RECORDS TO PROCESS:

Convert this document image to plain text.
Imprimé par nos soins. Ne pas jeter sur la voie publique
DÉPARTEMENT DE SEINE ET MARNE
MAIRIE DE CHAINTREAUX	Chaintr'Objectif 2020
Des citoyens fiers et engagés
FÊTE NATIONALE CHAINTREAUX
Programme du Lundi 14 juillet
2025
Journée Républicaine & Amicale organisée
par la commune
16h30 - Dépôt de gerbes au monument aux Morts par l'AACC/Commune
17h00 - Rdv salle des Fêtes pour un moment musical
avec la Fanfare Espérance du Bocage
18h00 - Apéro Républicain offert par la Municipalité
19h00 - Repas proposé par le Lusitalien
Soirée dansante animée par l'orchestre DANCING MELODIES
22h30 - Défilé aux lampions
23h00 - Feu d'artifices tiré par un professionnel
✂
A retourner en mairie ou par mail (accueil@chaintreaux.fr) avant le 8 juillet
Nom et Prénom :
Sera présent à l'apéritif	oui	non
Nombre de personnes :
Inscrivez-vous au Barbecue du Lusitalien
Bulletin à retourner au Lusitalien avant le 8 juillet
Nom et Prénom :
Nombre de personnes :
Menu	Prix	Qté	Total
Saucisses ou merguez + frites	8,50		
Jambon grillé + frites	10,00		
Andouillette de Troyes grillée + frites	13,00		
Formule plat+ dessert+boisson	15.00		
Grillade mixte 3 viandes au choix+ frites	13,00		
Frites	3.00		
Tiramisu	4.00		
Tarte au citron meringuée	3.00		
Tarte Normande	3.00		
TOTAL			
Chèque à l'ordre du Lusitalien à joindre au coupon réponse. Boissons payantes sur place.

STATED GOAL:
Make an exact copy of every entry.

OUTPUT BELOW:
Convert this document image to plain text.
Imprimé par nos soins. Ne pas jeter sur la voie publique
DÉPARTEMENT DE SEINE ET MARNE
MAIRIE DE CHAINTREAUX	Chaintr'Objectif 2020
Des citoyens fiers et engagés
FÊTE NATIONALE CHAINTREAUX
Programme du Lundi 14 juillet
2025
Journée Républicaine & Amicale organisée
par la commune
16h30 - Dépôt de gerbes au monument aux Morts par l'AACC/Commune
17h00 - Rdv salle des Fêtes pour un moment musical
avec la Fanfare Espérance du Bocage
18h00 - Apéro Républicain offert par la Municipalité
19h00 - Repas proposé par le Lusitalien
Soirée dansante animée par l'orchestre DANCING MELODIES
22h30 - Défilé aux lampions
23h00 - Feu d'artifices tiré par un professionnel
✂
A retourner en mairie ou par mail (accueil@chaintreaux.fr) avant le 8 juillet
Nom et Prénom :
Sera présent à l'apéritif	oui	non
Nombre de personnes :
Inscrivez-vous au Barbecue du Lusitalien
Bulletin à retourner au Lusitalien avant le 8 juillet
Nom et Prénom :
Nombre de personnes :
Menu	Prix	Qté	Total
Saucisses ou merguez + frites	8,50		
Jambon grillé + frites	10,00		
Andouillette de Troyes grillée + frites	13,00		
Formule plat+ dessert+boisson	15.00		
Grillade mixte 3 viandes au choix+ frites	13,00		
Frites	3.00		
Tiramisu	4.00		
Tarte au citron meringuée	3.00		
Tarte Normande	3.00		
TOTAL			
Chèque à l'ordre du Lusitalien à joindre au coupon réponse. Boissons payantes sur place.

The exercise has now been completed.